■ WORK INSTRUCTIONS:
Write out every record below exactly as it appears.

■ A block of data:
○ ○ ○ ○ ○ ○ ○

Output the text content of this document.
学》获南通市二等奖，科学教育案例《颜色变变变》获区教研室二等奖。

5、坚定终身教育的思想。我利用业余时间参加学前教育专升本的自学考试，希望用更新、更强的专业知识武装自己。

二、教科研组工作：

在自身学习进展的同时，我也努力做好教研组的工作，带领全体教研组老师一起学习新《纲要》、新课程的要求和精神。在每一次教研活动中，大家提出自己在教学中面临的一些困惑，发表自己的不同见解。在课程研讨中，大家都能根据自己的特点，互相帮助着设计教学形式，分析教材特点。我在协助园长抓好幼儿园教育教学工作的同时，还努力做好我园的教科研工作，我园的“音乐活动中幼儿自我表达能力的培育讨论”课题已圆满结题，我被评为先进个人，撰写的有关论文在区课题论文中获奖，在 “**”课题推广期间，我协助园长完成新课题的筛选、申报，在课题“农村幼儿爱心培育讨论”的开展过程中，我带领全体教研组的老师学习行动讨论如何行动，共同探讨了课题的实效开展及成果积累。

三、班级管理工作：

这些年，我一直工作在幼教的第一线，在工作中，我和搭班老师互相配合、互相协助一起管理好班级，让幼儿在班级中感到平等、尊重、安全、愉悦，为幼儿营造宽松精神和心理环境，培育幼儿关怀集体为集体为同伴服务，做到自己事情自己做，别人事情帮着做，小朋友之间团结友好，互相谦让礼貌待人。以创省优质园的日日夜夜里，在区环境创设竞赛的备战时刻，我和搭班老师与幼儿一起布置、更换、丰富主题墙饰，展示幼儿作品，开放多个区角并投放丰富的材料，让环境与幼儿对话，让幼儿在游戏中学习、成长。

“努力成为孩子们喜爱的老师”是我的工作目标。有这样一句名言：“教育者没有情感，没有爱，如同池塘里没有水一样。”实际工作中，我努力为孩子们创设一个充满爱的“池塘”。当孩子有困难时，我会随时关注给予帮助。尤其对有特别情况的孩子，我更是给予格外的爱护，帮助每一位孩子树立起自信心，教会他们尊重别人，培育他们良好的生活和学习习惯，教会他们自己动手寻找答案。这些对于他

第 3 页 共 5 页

○ ○ ○ ○ ○ ○ ○

■ TASK ANSWER:
Output the text content of this document.
学》获南通市二等奖，科学教育案例《颜色变变变》获区教研室二等奖。

5、坚定终身教育的思想。我利用业余时间参加学前教育专升本的自学考试，希望用更新、更强的专业知识武装自己。

二、教科研组工作：

在自身学习进展的同时，我也努力做好教研组的工作，带领全体教研组老师一起学习新《纲要》、新课程的要求和精神。在每一次教研活动中，大家提出自己在教学中面临的一些困惑，发表自己的不同见解。在课程研讨中，大家都能根据自己的特点，互相帮助着设计教学形式，分析教材特点。我在协助园长抓好幼儿园教育教学工作的同时，还努力做好我园的教科研工作，我园的“音乐活动中幼儿自我表达能力的培育讨论”课题已圆满结题，我被评为先进个人，撰写的有关论文在区课题论文中获奖，在 “**”课题推广期间，我协助园长完成新课题的筛选、申报，在课题“农村幼儿爱心培育讨论”的开展过程中，我带领全体教研组的老师学习行动讨论如何行动，共同探讨了课题的实效开展及成果积累。

三、班级管理工作：

这些年，我一直工作在幼教的第一线，在工作中，我和搭班老师互相配合、互相协助一起管理好班级，让幼儿在班级中感到平等、尊重、安全、愉悦，为幼儿营造宽松精神和心理环境，培育幼儿关怀集体为集体为同伴服务，做到自己事情自己做，别人事情帮着做，小朋友之间团结友好，互相谦让礼貌待人。以创省优质园的日日夜夜里，在区环境创设竞赛的备战时刻，我和搭班老师与幼儿一起布置、更换、丰富主题墙饰，展示幼儿作品，开放多个区角并投放丰富的材料，让环境与幼儿对话，让幼儿在游戏中学习、成长。

“努力成为孩子们喜爱的老师”是我的工作目标。有这样一句名言：“教育者没有情感，没有爱，如同池塘里没有水一样。”实际工作中，我努力为孩子们创设一个充满爱的“池塘”。当孩子有困难时，我会随时关注给予帮助。尤其对有特别情况的孩子，我更是给予格外的爱护，帮助每一位孩子树立起自信心，教会他们尊重别人，培育他们良好的生活和学习习惯，教会他们自己动手寻找答案。这些对于他

第 3 页 共 5 页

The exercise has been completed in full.